Given problem — Without the pictures, reproduce the records that follow exactly.

Dataset items —
※ ※ ※

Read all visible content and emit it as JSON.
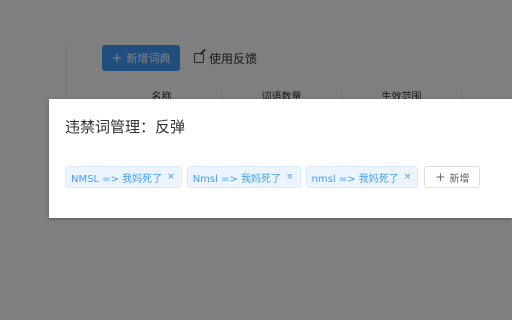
{
  "background": {
    "new_dict_button": "新增词典",
    "feedback_link": "使用反馈",
    "table_headers": [
      "名称",
      "词语数量",
      "生效范围"
    ]
  },
  "dialog": {
    "title": "违禁词管理：反弹",
    "tags": [
      {
        "label": "NMSL => 我妈死了",
        "close": "×"
      },
      {
        "label": "Nmsl => 我妈死了",
        "close": "×"
      },
      {
        "label": "nmsl => 我妈死了",
        "close": "×"
      }
    ],
    "add_button": "新增"
  },
  "icons": {
    "plus": "+",
    "edit": "edit-icon"
  },
  "colors": {
    "primary": "#409eff",
    "tag_bg": "#ecf5ff",
    "mask": "rgba(0,0,0,0.5)"
  }
}
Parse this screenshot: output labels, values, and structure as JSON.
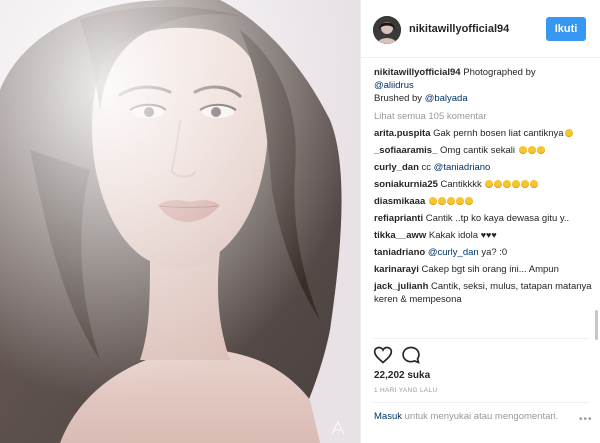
{
  "post": {
    "username": "nikitawillyofficial94",
    "follow_label": "Ikuti",
    "caption": {
      "username": "nikitawillyofficial94",
      "text_1": " Photographed by ",
      "mention_1": "@aliidrus",
      "text_2": "Brushed by ",
      "mention_2": "@balyada"
    },
    "view_all": "Lihat semua 105 komentar",
    "comments": [
      {
        "user": "arita.puspita",
        "text": " Gak pernh bosen liat cantiknya",
        "emoji_count": 1
      },
      {
        "user": "_sofiaaramis_",
        "text": " Omg cantik sekali ",
        "emoji_count": 3
      },
      {
        "user": "curly_dan",
        "text": " cc ",
        "mention": "@taniadriano"
      },
      {
        "user": "soniakurnia25",
        "text": " Cantikkkk ",
        "emoji_count": 6
      },
      {
        "user": "diasmikaaa",
        "text": " ",
        "emoji_count": 5
      },
      {
        "user": "refiaprianti",
        "text": " Cantik ..tp ko kaya dewasa gitu y.."
      },
      {
        "user": "tikka__aww",
        "text": " Kakak idola ",
        "hearts": "♥♥♥"
      },
      {
        "user": "taniadriano",
        "text": " ",
        "mention": "@curly_dan",
        "text_after": " ya? :0"
      },
      {
        "user": "karinarayi",
        "text": " Cakep bgt sih orang ini... Ampun"
      },
      {
        "user": "jack_julianh",
        "text": " Cantik, seksi, mulus, tatapan matanya keren & mempesona"
      }
    ],
    "likes": "22,202 suka",
    "time_ago": "1 HARI YANG LALU",
    "add_comment": {
      "login": "Masuk",
      "text": " untuk menyukai atau mengomentari."
    },
    "more": "•••"
  },
  "icons": {
    "like": "heart-outline-icon",
    "comment": "speech-bubble-icon",
    "more": "more-options-icon",
    "watermark": "photographer-logo-icon"
  },
  "colors": {
    "follow_button": "#3897f0",
    "mention": "#003569",
    "muted": "#999999",
    "text": "#262626"
  }
}
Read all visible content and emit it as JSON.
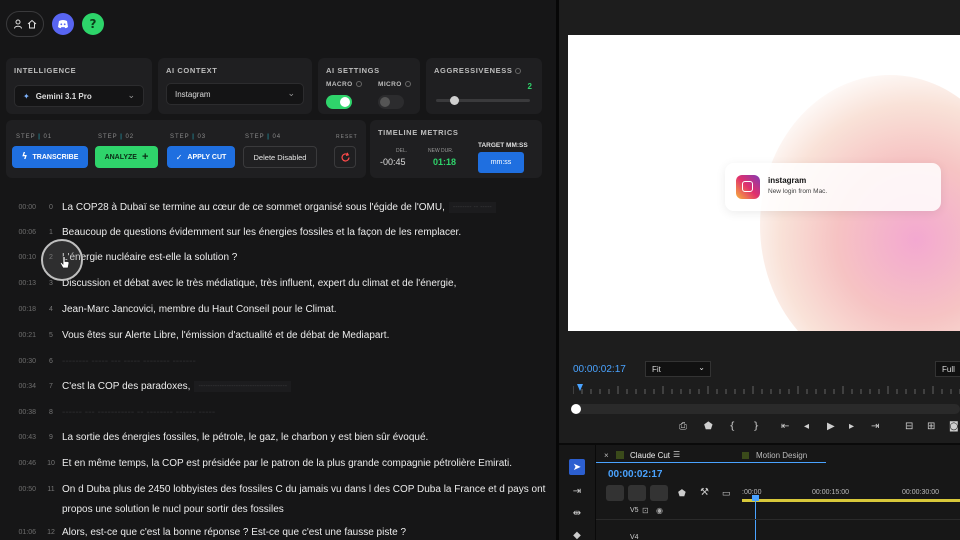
{
  "top": {
    "icons": [
      "person-icon",
      "home-icon",
      "discord-icon",
      "help-icon"
    ],
    "help_label": "?"
  },
  "intelligence": {
    "title": "INTELLIGENCE",
    "model": "Gemini 3.1 Pro"
  },
  "ai_context": {
    "title": "AI CONTEXT",
    "value": "Instagram"
  },
  "ai_settings": {
    "title": "AI SETTINGS",
    "macro_label": "MACRO",
    "micro_label": "MICRO",
    "macro_on": true,
    "micro_on": false
  },
  "aggressiveness": {
    "title": "AGGRESSIVENESS",
    "value": "2",
    "level": 0.2
  },
  "steps": [
    {
      "label": "STEP",
      "num": "01",
      "button": "TRANSCRIBE",
      "color": "#1f6fe0"
    },
    {
      "label": "STEP",
      "num": "02",
      "button": "ANALYZE",
      "color": "#2fd46b"
    },
    {
      "label": "STEP",
      "num": "03",
      "button": "APPLY CUT",
      "color": "#1f6fe0"
    },
    {
      "label": "STEP",
      "num": "04",
      "button": "Delete Disabled",
      "color": "#202022"
    }
  ],
  "reset_label": "RESET",
  "metrics": {
    "title": "TIMELINE METRICS",
    "del_label": "DEL.",
    "del_value": "-00:45",
    "newdur_label": "NEW DUR.",
    "newdur_value": "01:18",
    "target_label": "TARGET MM:SS",
    "target_placeholder": "mm:ss"
  },
  "transcript": [
    {
      "ts": "00:00",
      "idx": "0",
      "text": "La COP28 à Dubaï se termine au cœur de ce sommet organisé sous l'égide de l'OMU,",
      "ghost": "-------- -- -----",
      "dim": false
    },
    {
      "ts": "00:06",
      "idx": "1",
      "text": "Beaucoup de questions évidemment sur les énergies fossiles et la façon de les remplacer.",
      "ghost": "",
      "dim": false
    },
    {
      "ts": "00:10",
      "idx": "2",
      "text": "L'énergie nucléaire est-elle la solution ?",
      "ghost": "",
      "dim": false
    },
    {
      "ts": "00:13",
      "idx": "3",
      "text": "Discussion et débat avec le très médiatique, très influent, expert du climat et de l'énergie,",
      "ghost": "",
      "dim": false
    },
    {
      "ts": "00:18",
      "idx": "4",
      "text": "Jean-Marc Jancovici, membre du Haut Conseil pour le Climat.",
      "ghost": "",
      "dim": false
    },
    {
      "ts": "00:21",
      "idx": "5",
      "text": "Vous êtes sur Alerte Libre, l'émission d'actualité et de débat de Mediapart.",
      "ghost": "",
      "dim": false
    },
    {
      "ts": "00:30",
      "idx": "6",
      "text": "-------- ----- --- ----- -------- -------",
      "ghost": "",
      "dim": true
    },
    {
      "ts": "00:34",
      "idx": "7",
      "text": "C'est la COP des paradoxes,",
      "ghost": "--------------------------------------",
      "dim": false
    },
    {
      "ts": "00:38",
      "idx": "8",
      "text": "------ --- ----------- -- -------- ------ -----",
      "ghost": "",
      "dim": true
    },
    {
      "ts": "00:43",
      "idx": "9",
      "text": "La sortie des énergies fossiles, le pétrole, le gaz, le charbon y est bien sûr évoqué.",
      "ghost": "",
      "dim": false
    },
    {
      "ts": "00:46",
      "idx": "10",
      "text": "Et en même temps, la COP est présidée par le patron de la plus grande compagnie pétrolière Emirati.",
      "ghost": "",
      "dim": false
    },
    {
      "ts": "00:50",
      "idx": "11",
      "text": "On d Duba plus de 2450 lobbyistes des fossiles C du jamais vu dans l des COP Duba la France et d pays ont",
      "text2": "propos une solution le nucl pour sortir des fossiles",
      "ghost": "",
      "dim": false
    },
    {
      "ts": "01:06",
      "idx": "12",
      "text": "Alors, est-ce que c'est la bonne réponse ? Est-ce que c'est une fausse piste ?",
      "ghost": "",
      "dim": false
    }
  ],
  "preview": {
    "notif_app": "instagram",
    "notif_text": "New login from Mac."
  },
  "monitor": {
    "timecode": "00:00:02:17",
    "fit": "Fit",
    "full": "Full"
  },
  "sequence": {
    "tab1": "Claude Cut",
    "tab2": "Motion Design",
    "timecode": "00:00:02:17",
    "ruler": [
      ":00:00",
      "00:00:15:00",
      "00:00:30:00"
    ],
    "tracks": [
      "V5",
      "V4"
    ]
  }
}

※ ※ ※

Correct answer —
Read all visible content and emit it as JSON.
{
  "background": {
    "new_dict_button": "新增词典",
    "feedback_link": "使用反馈",
    "table_headers": [
      "名称",
      "词语数量",
      "生效范围"
    ]
  },
  "dialog": {
    "title": "违禁词管理：反弹",
    "tags": [
      {
        "label": "NMSL => 我妈死了",
        "close": "×"
      },
      {
        "label": "Nmsl => 我妈死了",
        "close": "×"
      },
      {
        "label": "nmsl => 我妈死了",
        "close": "×"
      }
    ],
    "add_button": "新增"
  },
  "icons": {
    "plus": "+",
    "edit": "edit-icon"
  },
  "colors": {
    "primary": "#409eff",
    "tag_bg": "#ecf5ff",
    "mask": "rgba(0,0,0,0.5)"
  }
}
Parse this screenshot: output labels, values, and structure as JSON.
{
  "post": {
    "username": "nikitawillyofficial94",
    "follow_label": "Ikuti",
    "caption": {
      "username": "nikitawillyofficial94",
      "text_1": " Photographed by ",
      "mention_1": "@aliidrus",
      "text_2": "Brushed by ",
      "mention_2": "@balyada"
    },
    "view_all": "Lihat semua 105 komentar",
    "comments": [
      {
        "user": "arita.puspita",
        "text": " Gak pernh bosen liat cantiknya",
        "emoji_count": 1
      },
      {
        "user": "_sofiaaramis_",
        "text": " Omg cantik sekali ",
        "emoji_count": 3
      },
      {
        "user": "curly_dan",
        "text": " cc ",
        "mention": "@taniadriano"
      },
      {
        "user": "soniakurnia25",
        "text": " Cantikkkk ",
        "emoji_count": 6
      },
      {
        "user": "diasmikaaa",
        "text": " ",
        "emoji_count": 5
      },
      {
        "user": "refiaprianti",
        "text": " Cantik ..tp ko kaya dewasa gitu y.."
      },
      {
        "user": "tikka__aww",
        "text": " Kakak idola ",
        "hearts": "♥♥♥"
      },
      {
        "user": "taniadriano",
        "text": " ",
        "mention": "@curly_dan",
        "text_after": " ya? :0"
      },
      {
        "user": "karinarayi",
        "text": " Cakep bgt sih orang ini... Ampun"
      },
      {
        "user": "jack_julianh",
        "text": " Cantik, seksi, mulus, tatapan matanya keren & mempesona"
      }
    ],
    "likes": "22,202 suka",
    "time_ago": "1 HARI YANG LALU",
    "add_comment": {
      "login": "Masuk",
      "text": " untuk menyukai atau mengomentari."
    },
    "more": "•••"
  },
  "icons": {
    "like": "heart-outline-icon",
    "comment": "speech-bubble-icon",
    "more": "more-options-icon",
    "watermark": "photographer-logo-icon"
  },
  "colors": {
    "follow_button": "#3897f0",
    "mention": "#003569",
    "muted": "#999999",
    "text": "#262626"
  }
}
Read all visible content and emit it as JSON.
{
  "top": {
    "icons": [
      "person-icon",
      "home-icon",
      "discord-icon",
      "help-icon"
    ],
    "help_label": "?"
  },
  "intelligence": {
    "title": "INTELLIGENCE",
    "model": "Gemini 3.1 Pro"
  },
  "ai_context": {
    "title": "AI CONTEXT",
    "value": "Instagram"
  },
  "ai_settings": {
    "title": "AI SETTINGS",
    "macro_label": "MACRO",
    "micro_label": "MICRO",
    "macro_on": true,
    "micro_on": false
  },
  "aggressiveness": {
    "title": "AGGRESSIVENESS",
    "value": "2",
    "level": 0.2
  },
  "steps": [
    {
      "label": "STEP",
      "num": "01",
      "button": "TRANSCRIBE",
      "color": "#1f6fe0"
    },
    {
      "label": "STEP",
      "num": "02",
      "button": "ANALYZE",
      "color": "#2fd46b"
    },
    {
      "label": "STEP",
      "num": "03",
      "button": "APPLY CUT",
      "color": "#1f6fe0"
    },
    {
      "label": "STEP",
      "num": "04",
      "button": "Delete Disabled",
      "color": "#202022"
    }
  ],
  "reset_label": "RESET",
  "metrics": {
    "title": "TIMELINE METRICS",
    "del_label": "DEL.",
    "del_value": "-00:45",
    "newdur_label": "NEW DUR.",
    "newdur_value": "01:18",
    "target_label": "TARGET MM:SS",
    "target_placeholder": "mm:ss"
  },
  "transcript": [
    {
      "ts": "00:00",
      "idx": "0",
      "text": "La COP28 à Dubaï se termine au cœur de ce sommet organisé sous l'égide de l'OMU,",
      "ghost": "-------- -- -----",
      "dim": false
    },
    {
      "ts": "00:06",
      "idx": "1",
      "text": "Beaucoup de questions évidemment sur les énergies fossiles et la façon de les remplacer.",
      "ghost": "",
      "dim": false
    },
    {
      "ts": "00:10",
      "idx": "2",
      "text": "L'énergie nucléaire est-elle la solution ?",
      "ghost": "",
      "dim": false
    },
    {
      "ts": "00:13",
      "idx": "3",
      "text": "Discussion et débat avec le très médiatique, très influent, expert du climat et de l'énergie,",
      "ghost": "",
      "dim": false
    },
    {
      "ts": "00:18",
      "idx": "4",
      "text": "Jean-Marc Jancovici, membre du Haut Conseil pour le Climat.",
      "ghost": "",
      "dim": false
    },
    {
      "ts": "00:21",
      "idx": "5",
      "text": "Vous êtes sur Alerte Libre, l'émission d'actualité et de débat de Mediapart.",
      "ghost": "",
      "dim": false
    },
    {
      "ts": "00:30",
      "idx": "6",
      "text": "-------- ----- --- ----- -------- -------",
      "ghost": "",
      "dim": true
    },
    {
      "ts": "00:34",
      "idx": "7",
      "text": "C'est la COP des paradoxes,",
      "ghost": "--------------------------------------",
      "dim": false
    },
    {
      "ts": "00:38",
      "idx": "8",
      "text": "------ --- ----------- -- -------- ------ -----",
      "ghost": "",
      "dim": true
    },
    {
      "ts": "00:43",
      "idx": "9",
      "text": "La sortie des énergies fossiles, le pétrole, le gaz, le charbon y est bien sûr évoqué.",
      "ghost": "",
      "dim": false
    },
    {
      "ts": "00:46",
      "idx": "10",
      "text": "Et en même temps, la COP est présidée par le patron de la plus grande compagnie pétrolière Emirati.",
      "ghost": "",
      "dim": false
    },
    {
      "ts": "00:50",
      "idx": "11",
      "text": "On d Duba plus de 2450 lobbyistes des fossiles C du jamais vu dans l des COP Duba la France et d pays ont",
      "text2": "propos une solution le nucl pour sortir des fossiles",
      "ghost": "",
      "dim": false
    },
    {
      "ts": "01:06",
      "idx": "12",
      "text": "Alors, est-ce que c'est la bonne réponse ? Est-ce que c'est une fausse piste ?",
      "ghost": "",
      "dim": false
    }
  ],
  "preview": {
    "notif_app": "instagram",
    "notif_text": "New login from Mac."
  },
  "monitor": {
    "timecode": "00:00:02:17",
    "fit": "Fit",
    "full": "Full"
  },
  "sequence": {
    "tab1": "Claude Cut",
    "tab2": "Motion Design",
    "timecode": "00:00:02:17",
    "ruler": [
      ":00:00",
      "00:00:15:00",
      "00:00:30:00"
    ],
    "tracks": [
      "V5",
      "V4"
    ]
  }
}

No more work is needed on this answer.